- [Exercise directions]
Write out the lines of every entry below word for word, leaving out the pictures.

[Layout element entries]
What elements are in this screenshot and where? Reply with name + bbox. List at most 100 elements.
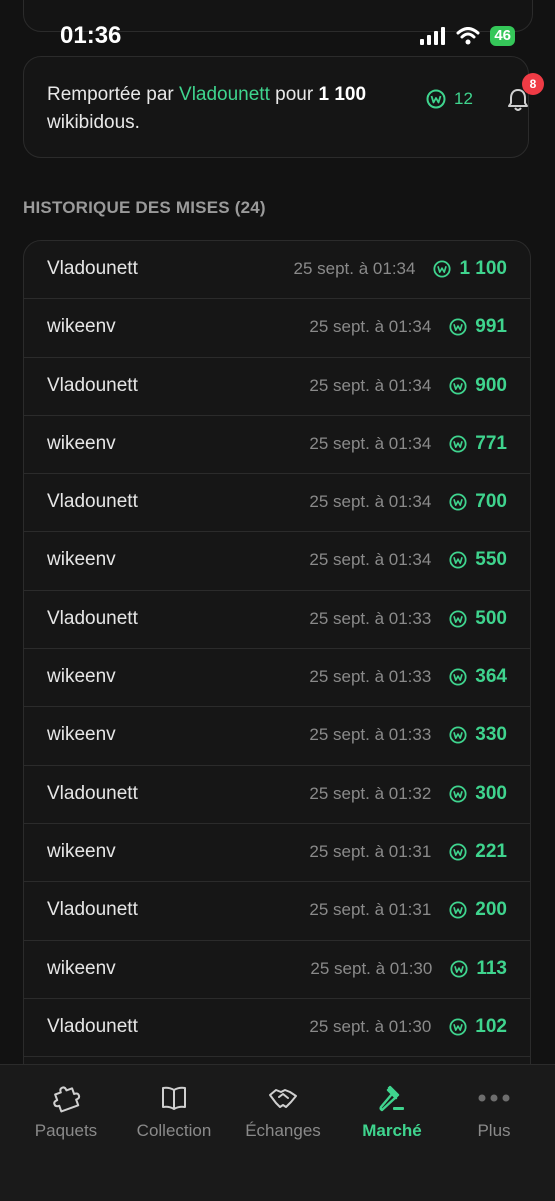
bid-coin	[449, 843, 467, 861]
bid-date: 25 sept. à 01:33	[309, 667, 432, 687]
bid-details: 25 sept. à 01:34 991	[309, 316, 507, 338]
wikibidou-coin-icon	[450, 960, 468, 978]
more-icon	[439, 1083, 549, 1113]
book-icon	[119, 1083, 229, 1113]
bid-amount: 700	[475, 491, 507, 513]
tab-collection[interactable]: Collection	[119, 1083, 229, 1141]
tab-label: Paquets	[34, 1121, 98, 1140]
bid-row: wikeenv 25 sept. à 01:33 330	[24, 707, 530, 766]
wikibidou-coin-icon	[449, 493, 467, 511]
bid-details: 25 sept. à 01:34 771	[309, 433, 507, 455]
bid-amount: 113	[476, 957, 507, 979]
bid-date: 25 sept. à 01:34	[309, 492, 432, 512]
notification-badge: 8	[522, 73, 544, 95]
bottom-tab-bar: Paquets Collection Échanges Marché Plus	[0, 1064, 555, 1201]
wikibidou-coin-icon	[426, 89, 446, 109]
bidder-name[interactable]: wikeenv	[47, 724, 116, 746]
bid-amount: 300	[475, 782, 507, 804]
auction-result-text: Remportée par Vladounett pour 1 100 wiki…	[47, 84, 367, 133]
bid-row: wikeenv 25 sept. à 01:31 221	[24, 824, 530, 883]
tab-label: Échanges	[245, 1121, 321, 1140]
bid-details: 25 sept. à 01:30 113	[310, 958, 507, 980]
bid-date: 25 sept. à 01:31	[309, 900, 432, 920]
bid-coin	[449, 901, 467, 919]
bid-row: wikeenv 25 sept. à 01:30 113	[24, 941, 530, 999]
coin-balance: 12	[426, 89, 473, 109]
bidder-name[interactable]: Vladounett	[47, 899, 138, 921]
auction-result-card: Remportée par Vladounett pour 1 100 wiki…	[23, 56, 544, 158]
bid-coin	[449, 726, 467, 744]
bid-coin	[449, 668, 467, 686]
bid-row: wikeenv 25 sept. à 01:34 771	[24, 416, 530, 475]
bidder-name[interactable]: Vladounett	[47, 608, 138, 630]
wikibidou-coin-icon	[449, 668, 467, 686]
wikibidou-coin-icon	[449, 610, 467, 628]
gavel-icon	[337, 1083, 447, 1113]
bid-date: 25 sept. à 01:31	[309, 841, 432, 861]
bid-date: 25 sept. à 01:33	[309, 608, 432, 628]
bidder-name[interactable]: Vladounett	[47, 783, 138, 805]
bid-amount: 330	[475, 724, 507, 746]
bid-details: 25 sept. à 01:32 300	[309, 783, 507, 805]
bid-amount: 500	[475, 607, 507, 629]
bid-row: Vladounett 25 sept. à 01:32 300	[24, 766, 530, 824]
bidder-name[interactable]: Vladounett	[47, 1016, 138, 1038]
tab-echanges[interactable]: Échanges	[228, 1083, 338, 1141]
bidder-name[interactable]: wikeenv	[47, 433, 116, 455]
bid-date: 25 sept. à 01:30	[310, 958, 433, 978]
winner-link[interactable]: Vladounett	[179, 84, 270, 105]
wikibidou-coin-icon	[433, 260, 452, 278]
wifi-icon	[456, 27, 480, 45]
bid-amount: 364	[475, 666, 507, 688]
bid-row: Vladounett 25 sept. à 01:30 102	[24, 999, 530, 1058]
wikibidou-coin-icon	[449, 435, 467, 453]
bid-details: 25 sept. à 01:31 200	[309, 899, 507, 921]
bid-coin	[450, 960, 468, 978]
bidder-name[interactable]: wikeenv	[47, 666, 116, 688]
winning-amount: 1 100	[318, 84, 367, 105]
tab-marche[interactable]: Marché	[337, 1083, 447, 1141]
signal-icon	[420, 27, 446, 45]
wikibidou-coin-icon	[449, 726, 467, 744]
bid-date: 25 sept. à 01:34	[293, 259, 416, 278]
bidder-name[interactable]: wikeenv	[47, 549, 116, 571]
bid-amount: 200	[475, 899, 507, 921]
bid-date: 25 sept. à 01:30	[309, 1016, 432, 1036]
battery-indicator: 46	[490, 26, 515, 46]
bid-details: 25 sept. à 01:30 102	[309, 1016, 507, 1038]
bidder-name[interactable]: wikeenv	[47, 316, 116, 338]
bid-coin	[449, 493, 467, 511]
bid-amount: 1 100	[459, 258, 507, 279]
bid-row: wikeenv 25 sept. à 01:34 550	[24, 532, 530, 591]
bidder-name[interactable]: wikeenv	[47, 841, 116, 863]
bid-coin	[433, 260, 452, 278]
bidder-name[interactable]: wikeenv	[47, 958, 116, 980]
bid-details: 25 sept. à 01:33 364	[309, 666, 507, 688]
bid-row: Vladounett 25 sept. à 01:34 700	[24, 474, 530, 533]
bidder-name[interactable]: Vladounett	[47, 375, 138, 397]
bid-details: 25 sept. à 01:34 700	[309, 491, 507, 513]
bid-coin	[449, 785, 467, 803]
bid-history-title: HISTORIQUE DES MISES (24)	[23, 198, 266, 217]
tab-plus[interactable]: Plus	[439, 1083, 549, 1141]
tab-paquets[interactable]: Paquets	[11, 1083, 121, 1141]
wikibidou-coin-icon	[449, 318, 467, 336]
puzzle-icon	[11, 1083, 121, 1113]
bid-details: 25 sept. à 01:33 330	[309, 724, 507, 746]
status-bar: 01:36 46	[0, 22, 555, 54]
bid-row: wikeenv 25 sept. à 01:33 364	[24, 649, 530, 708]
bid-date: 25 sept. à 01:34	[309, 317, 432, 337]
bidder-name[interactable]: Vladounett	[47, 258, 138, 280]
bid-coin	[449, 1018, 467, 1036]
bid-amount: 900	[475, 374, 507, 396]
bid-coin	[449, 551, 467, 570]
bid-details: 25 sept. à 01:31 221	[309, 841, 507, 863]
bid-details: 25 sept. à 01:34 900	[309, 375, 507, 397]
wikibidou-coin-icon	[449, 901, 467, 919]
bid-coin	[449, 435, 467, 453]
bid-date: 25 sept. à 01:34	[309, 375, 432, 395]
tab-label: Collection	[136, 1121, 212, 1140]
bid-row: Vladounett 25 sept. à 01:31 200	[24, 882, 530, 941]
bidder-name[interactable]: Vladounett	[47, 491, 138, 513]
status-icons: 46	[420, 26, 515, 46]
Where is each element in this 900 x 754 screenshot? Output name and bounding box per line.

- [Written answer]
What elements are in this screenshot and where? Reply with name + bbox. List at most 100 elements.
bid-coin	[449, 843, 467, 861]
bid-date: 25 sept. à 01:33	[309, 667, 432, 687]
bid-details: 25 sept. à 01:34 991	[309, 316, 507, 338]
wikibidou-coin-icon	[450, 960, 468, 978]
more-icon	[439, 1083, 549, 1113]
book-icon	[119, 1083, 229, 1113]
bid-amount: 700	[475, 491, 507, 513]
tab-collection[interactable]: Collection	[119, 1083, 229, 1141]
tab-label: Paquets	[34, 1121, 98, 1140]
bid-row: wikeenv 25 sept. à 01:33 330	[24, 707, 530, 766]
wikibidou-coin-icon	[449, 493, 467, 511]
bid-details: 25 sept. à 01:34 771	[309, 433, 507, 455]
bid-amount: 113	[476, 957, 507, 979]
bid-date: 25 sept. à 01:34	[309, 492, 432, 512]
notification-badge: 8	[522, 73, 544, 95]
bottom-tab-bar: Paquets Collection Échanges Marché Plus	[0, 1064, 555, 1201]
wikibidou-coin-icon	[426, 89, 446, 109]
bidder-name[interactable]: wikeenv	[47, 724, 116, 746]
bid-amount: 300	[475, 782, 507, 804]
auction-result-text: Remportée par Vladounett pour 1 100 wiki…	[47, 84, 367, 133]
bid-row: wikeenv 25 sept. à 01:31 221	[24, 824, 530, 883]
tab-label: Échanges	[245, 1121, 321, 1140]
bid-details: 25 sept. à 01:30 113	[310, 958, 507, 980]
bid-date: 25 sept. à 01:31	[309, 900, 432, 920]
bid-coin	[449, 901, 467, 919]
bid-row: wikeenv 25 sept. à 01:30 113	[24, 941, 530, 999]
coin-balance: 12	[426, 89, 473, 109]
bidder-name[interactable]: Vladounett	[47, 899, 138, 921]
auction-result-card: Remportée par Vladounett pour 1 100 wiki…	[23, 56, 544, 158]
bid-coin	[449, 726, 467, 744]
bid-coin	[449, 668, 467, 686]
bid-row: wikeenv 25 sept. à 01:34 771	[24, 416, 530, 475]
bidder-name[interactable]: Vladounett	[47, 608, 138, 630]
wikibidou-coin-icon	[449, 668, 467, 686]
wikibidou-coin-icon	[449, 610, 467, 628]
gavel-icon	[337, 1083, 447, 1113]
bid-date: 25 sept. à 01:31	[309, 841, 432, 861]
bid-date: 25 sept. à 01:33	[309, 608, 432, 628]
bidder-name[interactable]: Vladounett	[47, 783, 138, 805]
bid-amount: 330	[475, 724, 507, 746]
bid-details: 25 sept. à 01:32 300	[309, 783, 507, 805]
bid-amount: 500	[475, 607, 507, 629]
bid-row: Vladounett 25 sept. à 01:32 300	[24, 766, 530, 824]
bidder-name[interactable]: Vladounett	[47, 1016, 138, 1038]
tab-echanges[interactable]: Échanges	[228, 1083, 338, 1141]
bidder-name[interactable]: wikeenv	[47, 433, 116, 455]
bid-date: 25 sept. à 01:30	[310, 958, 433, 978]
winner-link[interactable]: Vladounett	[179, 84, 270, 105]
wikibidou-coin-icon	[433, 260, 452, 278]
wifi-icon	[456, 27, 480, 45]
bid-amount: 364	[475, 666, 507, 688]
bid-row: Vladounett 25 sept. à 01:30 102	[24, 999, 530, 1058]
wikibidou-coin-icon	[449, 435, 467, 453]
bid-details: 25 sept. à 01:31 200	[309, 899, 507, 921]
bid-coin	[450, 960, 468, 978]
bidder-name[interactable]: wikeenv	[47, 666, 116, 688]
winning-amount: 1 100	[318, 84, 367, 105]
tab-marche[interactable]: Marché	[337, 1083, 447, 1141]
signal-icon	[420, 27, 446, 45]
wikibidou-coin-icon	[449, 726, 467, 744]
bid-date: 25 sept. à 01:34	[293, 259, 416, 278]
bidder-name[interactable]: wikeenv	[47, 549, 116, 571]
bid-amount: 200	[475, 899, 507, 921]
bid-date: 25 sept. à 01:30	[309, 1016, 432, 1036]
battery-indicator: 46	[490, 26, 515, 46]
bid-details: 25 sept. à 01:30 102	[309, 1016, 507, 1038]
bidder-name[interactable]: wikeenv	[47, 316, 116, 338]
bid-coin	[449, 493, 467, 511]
bid-amount: 1 100	[459, 258, 507, 279]
bid-row: wikeenv 25 sept. à 01:34 550	[24, 532, 530, 591]
bidder-name[interactable]: wikeenv	[47, 841, 116, 863]
bid-coin	[433, 260, 452, 278]
bidder-name[interactable]: wikeenv	[47, 958, 116, 980]
bid-details: 25 sept. à 01:33 364	[309, 666, 507, 688]
bid-row: Vladounett 25 sept. à 01:34 700	[24, 474, 530, 533]
bidder-name[interactable]: Vladounett	[47, 375, 138, 397]
bid-details: 25 sept. à 01:34 700	[309, 491, 507, 513]
bid-coin	[449, 785, 467, 803]
bid-history-title: HISTORIQUE DES MISES (24)	[23, 198, 266, 217]
tab-plus[interactable]: Plus	[439, 1083, 549, 1141]
tab-paquets[interactable]: Paquets	[11, 1083, 121, 1141]
wikibidou-coin-icon	[449, 318, 467, 336]
puzzle-icon	[11, 1083, 121, 1113]
bid-details: 25 sept. à 01:33 330	[309, 724, 507, 746]
status-bar: 01:36 46	[0, 22, 555, 54]
bid-row: wikeenv 25 sept. à 01:33 364	[24, 649, 530, 708]
bid-date: 25 sept. à 01:34	[309, 317, 432, 337]
bidder-name[interactable]: Vladounett	[47, 258, 138, 280]
bid-coin	[449, 1018, 467, 1036]
bid-amount: 900	[475, 374, 507, 396]
bid-coin	[449, 551, 467, 570]
bid-details: 25 sept. à 01:31 221	[309, 841, 507, 863]
bid-details: 25 sept. à 01:34 900	[309, 375, 507, 397]
wikibidou-coin-icon	[449, 901, 467, 919]
bid-coin	[449, 435, 467, 453]
bid-date: 25 sept. à 01:34	[309, 375, 432, 395]
tab-label: Collection	[136, 1121, 212, 1140]
bid-row: Vladounett 25 sept. à 01:31 200	[24, 882, 530, 941]
bidder-name[interactable]: Vladounett	[47, 491, 138, 513]
status-icons: 46	[420, 26, 515, 46]
Where is each element in this 900 x 754 screenshot? Output name and bounding box per line.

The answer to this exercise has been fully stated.